-------- Task inputs
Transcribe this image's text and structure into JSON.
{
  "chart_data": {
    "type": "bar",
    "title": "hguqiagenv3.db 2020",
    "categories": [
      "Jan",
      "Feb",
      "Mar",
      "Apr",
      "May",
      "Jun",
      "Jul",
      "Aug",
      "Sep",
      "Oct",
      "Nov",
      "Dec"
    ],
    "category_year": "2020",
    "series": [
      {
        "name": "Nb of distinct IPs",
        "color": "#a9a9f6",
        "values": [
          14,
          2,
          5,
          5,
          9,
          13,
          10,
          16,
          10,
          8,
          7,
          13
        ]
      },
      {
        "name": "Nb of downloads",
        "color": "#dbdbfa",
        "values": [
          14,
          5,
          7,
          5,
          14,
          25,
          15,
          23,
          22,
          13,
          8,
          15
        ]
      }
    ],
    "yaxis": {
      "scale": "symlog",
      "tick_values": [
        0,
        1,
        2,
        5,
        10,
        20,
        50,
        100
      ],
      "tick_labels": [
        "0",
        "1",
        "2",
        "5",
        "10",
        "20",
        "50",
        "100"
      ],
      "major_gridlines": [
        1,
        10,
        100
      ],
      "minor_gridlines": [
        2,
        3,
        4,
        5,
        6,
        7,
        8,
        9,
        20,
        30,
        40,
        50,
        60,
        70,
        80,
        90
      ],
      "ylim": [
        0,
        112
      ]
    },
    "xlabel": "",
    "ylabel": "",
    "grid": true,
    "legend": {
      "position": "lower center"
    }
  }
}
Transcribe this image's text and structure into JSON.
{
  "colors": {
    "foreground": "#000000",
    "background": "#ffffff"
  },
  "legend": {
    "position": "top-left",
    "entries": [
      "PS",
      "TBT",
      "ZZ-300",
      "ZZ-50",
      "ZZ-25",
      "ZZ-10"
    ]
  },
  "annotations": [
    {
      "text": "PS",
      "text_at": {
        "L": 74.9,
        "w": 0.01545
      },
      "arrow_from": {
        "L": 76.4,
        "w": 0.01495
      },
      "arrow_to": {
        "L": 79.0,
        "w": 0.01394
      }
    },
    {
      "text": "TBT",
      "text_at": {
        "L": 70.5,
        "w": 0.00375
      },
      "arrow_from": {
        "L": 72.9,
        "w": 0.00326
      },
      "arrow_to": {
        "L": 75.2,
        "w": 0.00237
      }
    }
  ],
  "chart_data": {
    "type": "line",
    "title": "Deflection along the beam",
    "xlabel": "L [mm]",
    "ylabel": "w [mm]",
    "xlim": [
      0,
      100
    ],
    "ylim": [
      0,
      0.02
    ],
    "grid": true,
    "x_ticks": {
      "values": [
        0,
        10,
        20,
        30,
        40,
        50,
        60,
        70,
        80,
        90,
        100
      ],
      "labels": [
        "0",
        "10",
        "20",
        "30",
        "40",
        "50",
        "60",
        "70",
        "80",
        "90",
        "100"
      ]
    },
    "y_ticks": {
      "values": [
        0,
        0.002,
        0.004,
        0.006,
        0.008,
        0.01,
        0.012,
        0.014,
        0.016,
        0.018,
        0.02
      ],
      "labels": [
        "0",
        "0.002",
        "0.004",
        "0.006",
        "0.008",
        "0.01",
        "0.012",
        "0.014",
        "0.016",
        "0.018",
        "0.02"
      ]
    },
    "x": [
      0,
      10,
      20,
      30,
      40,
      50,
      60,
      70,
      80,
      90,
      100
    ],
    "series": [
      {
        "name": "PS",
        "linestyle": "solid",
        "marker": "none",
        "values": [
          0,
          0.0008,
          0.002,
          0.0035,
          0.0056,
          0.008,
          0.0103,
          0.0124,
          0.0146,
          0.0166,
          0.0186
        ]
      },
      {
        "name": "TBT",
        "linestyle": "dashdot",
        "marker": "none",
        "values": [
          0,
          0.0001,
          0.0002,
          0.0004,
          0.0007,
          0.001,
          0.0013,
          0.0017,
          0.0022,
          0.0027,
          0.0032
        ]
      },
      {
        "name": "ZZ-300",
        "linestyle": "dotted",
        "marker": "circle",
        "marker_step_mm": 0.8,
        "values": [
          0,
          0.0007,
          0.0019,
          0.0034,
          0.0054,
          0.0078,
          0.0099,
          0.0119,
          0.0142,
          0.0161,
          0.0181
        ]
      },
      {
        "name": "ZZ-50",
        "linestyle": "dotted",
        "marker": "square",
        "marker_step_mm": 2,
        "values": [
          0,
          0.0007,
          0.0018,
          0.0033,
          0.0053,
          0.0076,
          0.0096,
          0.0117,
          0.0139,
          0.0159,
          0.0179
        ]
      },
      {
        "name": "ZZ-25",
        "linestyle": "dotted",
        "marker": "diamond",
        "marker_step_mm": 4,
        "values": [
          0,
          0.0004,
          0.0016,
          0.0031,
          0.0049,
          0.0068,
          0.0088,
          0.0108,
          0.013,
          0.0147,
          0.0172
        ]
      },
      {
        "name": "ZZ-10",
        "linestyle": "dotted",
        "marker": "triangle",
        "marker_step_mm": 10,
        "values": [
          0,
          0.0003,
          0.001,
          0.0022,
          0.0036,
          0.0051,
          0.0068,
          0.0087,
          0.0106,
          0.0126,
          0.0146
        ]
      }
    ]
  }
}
----------------
List every line in the records above that contains the word "position".

### Result of the exercise
      "position": "lower center"
    "position": "top-left",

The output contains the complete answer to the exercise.